*Data shown*:

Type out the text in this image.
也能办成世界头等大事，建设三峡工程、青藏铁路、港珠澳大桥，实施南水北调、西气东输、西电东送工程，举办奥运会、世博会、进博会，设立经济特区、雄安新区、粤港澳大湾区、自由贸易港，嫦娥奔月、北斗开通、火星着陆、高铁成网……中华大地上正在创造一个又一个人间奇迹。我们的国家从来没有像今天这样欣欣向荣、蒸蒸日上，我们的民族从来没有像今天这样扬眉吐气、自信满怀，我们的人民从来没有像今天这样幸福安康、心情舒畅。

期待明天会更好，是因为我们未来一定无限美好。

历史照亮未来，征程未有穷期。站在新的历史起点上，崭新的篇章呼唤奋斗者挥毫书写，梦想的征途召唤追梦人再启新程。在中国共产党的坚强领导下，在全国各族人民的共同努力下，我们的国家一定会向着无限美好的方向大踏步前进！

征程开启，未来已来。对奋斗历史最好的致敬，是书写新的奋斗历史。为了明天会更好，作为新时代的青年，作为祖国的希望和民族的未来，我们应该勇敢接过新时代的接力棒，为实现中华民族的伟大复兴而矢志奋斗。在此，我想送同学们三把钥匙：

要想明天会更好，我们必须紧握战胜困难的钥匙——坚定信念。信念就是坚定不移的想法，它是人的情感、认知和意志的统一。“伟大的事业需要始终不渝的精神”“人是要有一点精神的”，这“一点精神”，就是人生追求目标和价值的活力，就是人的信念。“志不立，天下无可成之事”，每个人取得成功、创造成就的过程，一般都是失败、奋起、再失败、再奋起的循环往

*Exercise*: Return the listing above in full, character for character.

*Full solution*:
Type out the text in this image.
也能办成世界头等大事，建设三峡工程、青藏铁路、港珠澳大桥，实施南水北调、西气东输、西电东送工程，举办奥运会、世博会、进博会，设立经济特区、雄安新区、粤港澳大湾区、自由贸易港，嫦娥奔月、北斗开通、火星着陆、高铁成网……中华大地上正在创造一个又一个人间奇迹。我们的国家从来没有像今天这样欣欣向荣、蒸蒸日上，我们的民族从来没有像今天这样扬眉吐气、自信满怀，我们的人民从来没有像今天这样幸福安康、心情舒畅。

期待明天会更好，是因为我们未来一定无限美好。

历史照亮未来，征程未有穷期。站在新的历史起点上，崭新的篇章呼唤奋斗者挥毫书写，梦想的征途召唤追梦人再启新程。在中国共产党的坚强领导下，在全国各族人民的共同努力下，我们的国家一定会向着无限美好的方向大踏步前进！

征程开启，未来已来。对奋斗历史最好的致敬，是书写新的奋斗历史。为了明天会更好，作为新时代的青年，作为祖国的希望和民族的未来，我们应该勇敢接过新时代的接力棒，为实现中华民族的伟大复兴而矢志奋斗。在此，我想送同学们三把钥匙：

要想明天会更好，我们必须紧握战胜困难的钥匙——坚定信念。信念就是坚定不移的想法，它是人的情感、认知和意志的统一。“伟大的事业需要始终不渝的精神”“人是要有一点精神的”，这“一点精神”，就是人生追求目标和价值的活力，就是人的信念。“志不立，天下无可成之事”，每个人取得成功、创造成就的过程，一般都是失败、奋起、再失败、再奋起的循环往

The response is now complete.